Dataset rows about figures
┄┄┄┄┄┄
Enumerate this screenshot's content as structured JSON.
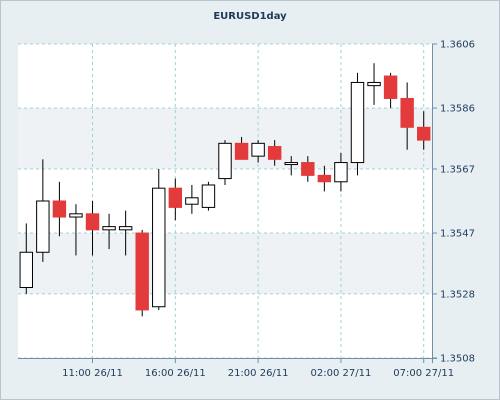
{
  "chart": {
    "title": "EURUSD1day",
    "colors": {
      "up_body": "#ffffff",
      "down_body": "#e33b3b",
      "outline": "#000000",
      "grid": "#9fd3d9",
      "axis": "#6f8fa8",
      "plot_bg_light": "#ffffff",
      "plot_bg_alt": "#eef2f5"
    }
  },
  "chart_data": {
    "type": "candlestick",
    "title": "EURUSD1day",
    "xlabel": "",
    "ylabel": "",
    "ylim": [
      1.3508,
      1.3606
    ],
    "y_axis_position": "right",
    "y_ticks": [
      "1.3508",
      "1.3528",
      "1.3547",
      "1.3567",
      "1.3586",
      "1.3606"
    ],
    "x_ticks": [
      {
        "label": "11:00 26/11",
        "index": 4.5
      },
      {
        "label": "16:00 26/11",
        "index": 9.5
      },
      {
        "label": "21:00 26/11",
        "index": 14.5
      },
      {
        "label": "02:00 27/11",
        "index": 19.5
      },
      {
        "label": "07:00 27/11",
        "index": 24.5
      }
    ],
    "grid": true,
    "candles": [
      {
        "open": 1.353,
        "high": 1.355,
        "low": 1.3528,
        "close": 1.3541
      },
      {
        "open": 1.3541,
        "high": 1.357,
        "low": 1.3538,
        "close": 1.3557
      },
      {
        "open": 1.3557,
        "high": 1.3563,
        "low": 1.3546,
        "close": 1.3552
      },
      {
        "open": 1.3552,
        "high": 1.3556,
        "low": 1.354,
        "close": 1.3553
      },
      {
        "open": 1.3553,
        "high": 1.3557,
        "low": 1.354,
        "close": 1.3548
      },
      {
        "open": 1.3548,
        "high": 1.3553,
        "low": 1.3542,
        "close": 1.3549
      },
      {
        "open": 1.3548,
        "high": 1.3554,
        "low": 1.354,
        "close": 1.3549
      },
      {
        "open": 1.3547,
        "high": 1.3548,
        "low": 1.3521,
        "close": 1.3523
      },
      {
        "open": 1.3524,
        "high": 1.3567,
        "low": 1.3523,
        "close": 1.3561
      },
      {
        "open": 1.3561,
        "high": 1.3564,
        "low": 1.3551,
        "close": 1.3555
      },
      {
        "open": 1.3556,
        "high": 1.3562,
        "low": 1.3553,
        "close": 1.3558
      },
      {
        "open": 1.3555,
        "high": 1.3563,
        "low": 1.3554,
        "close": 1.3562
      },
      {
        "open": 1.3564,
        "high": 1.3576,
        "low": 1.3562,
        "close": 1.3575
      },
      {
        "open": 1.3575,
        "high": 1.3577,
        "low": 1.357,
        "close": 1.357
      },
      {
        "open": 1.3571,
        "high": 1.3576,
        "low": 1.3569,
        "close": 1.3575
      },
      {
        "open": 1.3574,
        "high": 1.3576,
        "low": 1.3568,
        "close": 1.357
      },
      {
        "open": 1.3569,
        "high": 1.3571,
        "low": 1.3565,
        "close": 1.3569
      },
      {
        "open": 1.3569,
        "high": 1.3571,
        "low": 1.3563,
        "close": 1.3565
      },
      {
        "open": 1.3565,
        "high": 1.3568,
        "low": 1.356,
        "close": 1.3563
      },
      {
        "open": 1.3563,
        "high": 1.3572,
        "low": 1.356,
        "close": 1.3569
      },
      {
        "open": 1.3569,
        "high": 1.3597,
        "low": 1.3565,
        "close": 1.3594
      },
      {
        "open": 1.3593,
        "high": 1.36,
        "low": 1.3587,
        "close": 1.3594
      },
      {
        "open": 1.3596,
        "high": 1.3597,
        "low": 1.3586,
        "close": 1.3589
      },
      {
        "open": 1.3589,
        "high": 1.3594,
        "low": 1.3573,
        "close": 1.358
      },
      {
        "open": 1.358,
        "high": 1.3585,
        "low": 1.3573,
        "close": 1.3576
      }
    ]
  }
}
┄┄┄┄┄┄
▶ **WHAT TO WORK ON**
In the entries above, identify every line with the word "index". Copy those lines.

▶ **CORRECT OUTPUT**
        "index": 4.5
        "index": 9.5
        "index": 14.5
        "index": 19.5
        "index": 24.5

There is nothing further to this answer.